The exercise: Give all of the lines again exactly as they read.

[Dataset items]
•••
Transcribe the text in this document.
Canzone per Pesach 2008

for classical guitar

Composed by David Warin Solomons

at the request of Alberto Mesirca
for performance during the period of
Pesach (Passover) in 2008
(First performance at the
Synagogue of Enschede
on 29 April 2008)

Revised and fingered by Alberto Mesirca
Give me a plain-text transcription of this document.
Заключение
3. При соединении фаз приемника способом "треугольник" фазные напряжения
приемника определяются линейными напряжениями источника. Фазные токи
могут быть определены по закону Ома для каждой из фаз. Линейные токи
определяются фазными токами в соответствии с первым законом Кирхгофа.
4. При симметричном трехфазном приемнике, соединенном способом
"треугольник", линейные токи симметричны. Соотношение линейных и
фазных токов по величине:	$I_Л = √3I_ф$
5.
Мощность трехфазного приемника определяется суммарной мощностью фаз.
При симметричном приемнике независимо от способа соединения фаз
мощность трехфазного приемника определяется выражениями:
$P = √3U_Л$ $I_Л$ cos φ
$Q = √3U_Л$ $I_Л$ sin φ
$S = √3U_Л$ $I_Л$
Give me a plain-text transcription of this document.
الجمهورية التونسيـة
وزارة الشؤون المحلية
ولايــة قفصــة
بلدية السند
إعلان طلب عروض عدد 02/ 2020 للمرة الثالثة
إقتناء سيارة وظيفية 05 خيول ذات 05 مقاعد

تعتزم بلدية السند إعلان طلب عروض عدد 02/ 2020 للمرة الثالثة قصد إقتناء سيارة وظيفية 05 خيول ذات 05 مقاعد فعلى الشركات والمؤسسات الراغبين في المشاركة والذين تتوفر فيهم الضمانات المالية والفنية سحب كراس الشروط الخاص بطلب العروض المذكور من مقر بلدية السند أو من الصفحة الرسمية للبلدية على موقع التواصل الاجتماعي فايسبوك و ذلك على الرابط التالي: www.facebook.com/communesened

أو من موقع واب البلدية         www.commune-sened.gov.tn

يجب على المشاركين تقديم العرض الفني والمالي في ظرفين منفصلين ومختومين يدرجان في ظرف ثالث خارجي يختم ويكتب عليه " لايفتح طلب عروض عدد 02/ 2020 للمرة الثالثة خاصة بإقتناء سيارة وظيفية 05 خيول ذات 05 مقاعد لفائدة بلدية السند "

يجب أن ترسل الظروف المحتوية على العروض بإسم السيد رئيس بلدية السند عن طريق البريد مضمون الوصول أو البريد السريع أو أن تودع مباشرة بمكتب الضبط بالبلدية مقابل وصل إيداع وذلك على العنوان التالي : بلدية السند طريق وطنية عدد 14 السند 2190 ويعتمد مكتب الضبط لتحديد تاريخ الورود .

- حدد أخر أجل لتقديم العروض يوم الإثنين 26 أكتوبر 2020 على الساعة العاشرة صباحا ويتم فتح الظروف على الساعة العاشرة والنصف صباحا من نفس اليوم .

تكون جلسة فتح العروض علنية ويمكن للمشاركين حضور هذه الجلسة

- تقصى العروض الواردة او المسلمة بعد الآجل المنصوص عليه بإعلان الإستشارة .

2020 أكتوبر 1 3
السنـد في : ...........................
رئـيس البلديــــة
•••
Task response:
Transcribe the text in this document.
Canzone per Pesach 2008

for classical guitar

Composed by David Warin Solomons

at the request of Alberto Mesirca
for performance during the period of
Pesach (Passover) in 2008
(First performance at the
Synagogue of Enschede
on 29 April 2008)

Revised and fingered by Alberto Mesirca
Give me a plain-text transcription of this document.
Заключение
3. При соединении фаз приемника способом "треугольник" фазные напряжения
приемника определяются линейными напряжениями источника. Фазные токи
могут быть определены по закону Ома для каждой из фаз. Линейные токи
определяются фазными токами в соответствии с первым законом Кирхгофа.
4. При симметричном трехфазном приемнике, соединенном способом
"треугольник", линейные токи симметричны. Соотношение линейных и
фазных токов по величине:	$I_Л = √3I_ф$
5.
Мощность трехфазного приемника определяется суммарной мощностью фаз.
При симметричном приемнике независимо от способа соединения фаз
мощность трехфазного приемника определяется выражениями:
$P = √3U_Л$ $I_Л$ cos φ
$Q = √3U_Л$ $I_Л$ sin φ
$S = √3U_Л$ $I_Л$
Give me a plain-text transcription of this document.
الجمهورية التونسيـة
وزارة الشؤون المحلية
ولايــة قفصــة
بلدية السند
إعلان طلب عروض عدد 02/ 2020 للمرة الثالثة
إقتناء سيارة وظيفية 05 خيول ذات 05 مقاعد

تعتزم بلدية السند إعلان طلب عروض عدد 02/ 2020 للمرة الثالثة قصد إقتناء سيارة وظيفية 05 خيول ذات 05 مقاعد فعلى الشركات والمؤسسات الراغبين في المشاركة والذين تتوفر فيهم الضمانات المالية والفنية سحب كراس الشروط الخاص بطلب العروض المذكور من مقر بلدية السند أو من الصفحة الرسمية للبلدية على موقع التواصل الاجتماعي فايسبوك و ذلك على الرابط التالي: www.facebook.com/communesened

أو من موقع واب البلدية         www.commune-sened.gov.tn

يجب على المشاركين تقديم العرض الفني والمالي في ظرفين منفصلين ومختومين يدرجان في ظرف ثالث خارجي يختم ويكتب عليه " لايفتح طلب عروض عدد 02/ 2020 للمرة الثالثة خاصة بإقتناء سيارة وظيفية 05 خيول ذات 05 مقاعد لفائدة بلدية السند "

يجب أن ترسل الظروف المحتوية على العروض بإسم السيد رئيس بلدية السند عن طريق البريد مضمون الوصول أو البريد السريع أو أن تودع مباشرة بمكتب الضبط بالبلدية مقابل وصل إيداع وذلك على العنوان التالي : بلدية السند طريق وطنية عدد 14 السند 2190 ويعتمد مكتب الضبط لتحديد تاريخ الورود .

- حدد أخر أجل لتقديم العروض يوم الإثنين 26 أكتوبر 2020 على الساعة العاشرة صباحا ويتم فتح الظروف على الساعة العاشرة والنصف صباحا من نفس اليوم .

تكون جلسة فتح العروض علنية ويمكن للمشاركين حضور هذه الجلسة

- تقصى العروض الواردة او المسلمة بعد الآجل المنصوص عليه بإعلان الإستشارة .

2020 أكتوبر 1 3
السنـد في : ...........................
رئـيس البلديــــة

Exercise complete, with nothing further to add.